→ EXERCISE DESCRIPTION:
From the listing, collect all lines containing the word "text".
>> START
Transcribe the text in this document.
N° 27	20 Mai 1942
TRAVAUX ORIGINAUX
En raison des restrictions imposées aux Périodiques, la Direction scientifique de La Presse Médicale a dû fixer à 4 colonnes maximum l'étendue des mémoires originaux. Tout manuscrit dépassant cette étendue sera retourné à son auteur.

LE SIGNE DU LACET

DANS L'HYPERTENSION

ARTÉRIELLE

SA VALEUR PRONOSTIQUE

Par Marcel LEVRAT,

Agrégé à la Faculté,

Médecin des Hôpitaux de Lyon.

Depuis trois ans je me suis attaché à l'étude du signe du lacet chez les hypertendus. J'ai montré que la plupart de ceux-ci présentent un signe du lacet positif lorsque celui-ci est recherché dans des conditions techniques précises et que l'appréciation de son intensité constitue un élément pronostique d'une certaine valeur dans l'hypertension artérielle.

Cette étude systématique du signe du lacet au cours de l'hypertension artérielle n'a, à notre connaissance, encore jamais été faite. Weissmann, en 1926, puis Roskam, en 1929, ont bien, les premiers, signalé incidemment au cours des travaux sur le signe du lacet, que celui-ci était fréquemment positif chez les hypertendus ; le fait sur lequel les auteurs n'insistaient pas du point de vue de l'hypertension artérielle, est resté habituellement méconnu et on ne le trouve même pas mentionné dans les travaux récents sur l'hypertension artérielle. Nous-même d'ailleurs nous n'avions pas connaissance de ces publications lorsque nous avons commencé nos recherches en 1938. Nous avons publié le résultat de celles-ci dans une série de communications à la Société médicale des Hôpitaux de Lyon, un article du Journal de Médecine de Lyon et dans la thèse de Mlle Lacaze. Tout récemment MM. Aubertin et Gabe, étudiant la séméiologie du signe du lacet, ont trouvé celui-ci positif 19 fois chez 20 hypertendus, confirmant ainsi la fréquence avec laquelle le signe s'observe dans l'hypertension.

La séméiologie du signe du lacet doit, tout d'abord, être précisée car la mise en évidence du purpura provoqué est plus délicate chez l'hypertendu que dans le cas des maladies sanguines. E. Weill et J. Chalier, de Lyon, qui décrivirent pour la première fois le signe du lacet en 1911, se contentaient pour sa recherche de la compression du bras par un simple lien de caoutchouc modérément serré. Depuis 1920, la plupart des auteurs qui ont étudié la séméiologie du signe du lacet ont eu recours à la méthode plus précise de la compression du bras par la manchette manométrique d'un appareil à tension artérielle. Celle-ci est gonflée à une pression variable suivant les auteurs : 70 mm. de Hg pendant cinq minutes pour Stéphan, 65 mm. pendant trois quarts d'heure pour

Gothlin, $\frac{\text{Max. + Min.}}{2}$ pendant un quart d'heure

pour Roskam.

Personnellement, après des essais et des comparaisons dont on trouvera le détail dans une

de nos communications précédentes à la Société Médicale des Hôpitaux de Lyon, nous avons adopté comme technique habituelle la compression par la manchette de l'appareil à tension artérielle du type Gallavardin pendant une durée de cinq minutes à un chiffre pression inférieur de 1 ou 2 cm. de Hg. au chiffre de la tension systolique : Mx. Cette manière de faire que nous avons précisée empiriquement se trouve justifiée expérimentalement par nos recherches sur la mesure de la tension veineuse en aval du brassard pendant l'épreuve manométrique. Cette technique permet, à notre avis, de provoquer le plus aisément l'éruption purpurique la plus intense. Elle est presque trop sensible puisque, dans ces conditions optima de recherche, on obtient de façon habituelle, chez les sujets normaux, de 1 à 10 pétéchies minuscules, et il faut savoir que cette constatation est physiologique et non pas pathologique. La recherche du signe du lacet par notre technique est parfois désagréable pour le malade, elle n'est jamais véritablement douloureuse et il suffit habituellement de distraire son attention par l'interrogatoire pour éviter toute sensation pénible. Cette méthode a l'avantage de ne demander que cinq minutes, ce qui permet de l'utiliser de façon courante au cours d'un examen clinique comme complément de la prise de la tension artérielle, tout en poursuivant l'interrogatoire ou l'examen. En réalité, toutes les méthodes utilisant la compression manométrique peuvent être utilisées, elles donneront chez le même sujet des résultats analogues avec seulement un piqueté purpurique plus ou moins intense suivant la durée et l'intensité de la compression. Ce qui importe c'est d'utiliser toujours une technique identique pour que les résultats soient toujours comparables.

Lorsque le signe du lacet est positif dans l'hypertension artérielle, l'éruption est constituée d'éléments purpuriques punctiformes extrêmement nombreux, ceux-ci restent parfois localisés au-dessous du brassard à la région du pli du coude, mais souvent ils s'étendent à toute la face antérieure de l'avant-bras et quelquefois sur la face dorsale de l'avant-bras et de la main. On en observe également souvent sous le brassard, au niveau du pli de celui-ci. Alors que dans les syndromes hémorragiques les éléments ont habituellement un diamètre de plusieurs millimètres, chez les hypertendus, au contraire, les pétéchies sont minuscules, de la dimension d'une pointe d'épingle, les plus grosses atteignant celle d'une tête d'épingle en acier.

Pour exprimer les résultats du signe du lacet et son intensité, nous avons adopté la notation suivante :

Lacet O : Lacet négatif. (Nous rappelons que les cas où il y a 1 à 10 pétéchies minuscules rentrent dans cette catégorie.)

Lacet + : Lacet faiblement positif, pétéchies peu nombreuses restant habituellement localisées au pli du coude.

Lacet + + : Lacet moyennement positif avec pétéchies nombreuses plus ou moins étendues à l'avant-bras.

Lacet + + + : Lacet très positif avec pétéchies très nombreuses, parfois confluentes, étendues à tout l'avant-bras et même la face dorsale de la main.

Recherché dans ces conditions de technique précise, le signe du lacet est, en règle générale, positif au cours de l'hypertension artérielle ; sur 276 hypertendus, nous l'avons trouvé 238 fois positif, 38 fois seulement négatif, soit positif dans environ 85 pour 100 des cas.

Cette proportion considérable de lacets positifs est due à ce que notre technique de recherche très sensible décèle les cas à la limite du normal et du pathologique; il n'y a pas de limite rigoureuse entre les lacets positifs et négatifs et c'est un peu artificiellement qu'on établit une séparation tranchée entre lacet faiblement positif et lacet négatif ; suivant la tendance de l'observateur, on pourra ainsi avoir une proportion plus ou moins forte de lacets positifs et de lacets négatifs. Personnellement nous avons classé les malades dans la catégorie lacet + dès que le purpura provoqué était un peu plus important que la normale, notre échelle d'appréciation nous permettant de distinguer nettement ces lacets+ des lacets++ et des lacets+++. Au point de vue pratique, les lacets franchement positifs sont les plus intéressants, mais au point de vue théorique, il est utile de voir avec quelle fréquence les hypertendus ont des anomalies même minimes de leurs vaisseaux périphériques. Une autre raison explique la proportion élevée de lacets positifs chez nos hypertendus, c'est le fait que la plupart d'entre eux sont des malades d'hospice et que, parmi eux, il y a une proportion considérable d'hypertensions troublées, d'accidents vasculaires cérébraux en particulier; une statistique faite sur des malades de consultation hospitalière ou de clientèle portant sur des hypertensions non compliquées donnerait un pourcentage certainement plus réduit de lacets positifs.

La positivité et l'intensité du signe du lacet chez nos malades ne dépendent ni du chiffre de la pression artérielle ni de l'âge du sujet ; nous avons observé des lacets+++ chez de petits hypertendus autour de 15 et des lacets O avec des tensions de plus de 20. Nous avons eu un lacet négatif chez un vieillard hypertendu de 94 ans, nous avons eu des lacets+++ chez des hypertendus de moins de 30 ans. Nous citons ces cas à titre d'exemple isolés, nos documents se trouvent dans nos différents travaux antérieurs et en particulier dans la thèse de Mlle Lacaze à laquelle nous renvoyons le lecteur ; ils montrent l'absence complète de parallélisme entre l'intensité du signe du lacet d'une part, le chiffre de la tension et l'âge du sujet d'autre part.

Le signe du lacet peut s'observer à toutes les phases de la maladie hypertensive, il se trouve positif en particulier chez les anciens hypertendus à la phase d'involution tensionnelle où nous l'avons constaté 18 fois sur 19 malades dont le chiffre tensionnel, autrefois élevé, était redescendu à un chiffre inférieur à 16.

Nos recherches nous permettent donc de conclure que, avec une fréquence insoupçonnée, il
>> END
→ RESULT BELOW:
Transcribe the text in this document.
Gothlin, $\frac{\text{Max. + Min.}}{2}$ pendant un quart d'heure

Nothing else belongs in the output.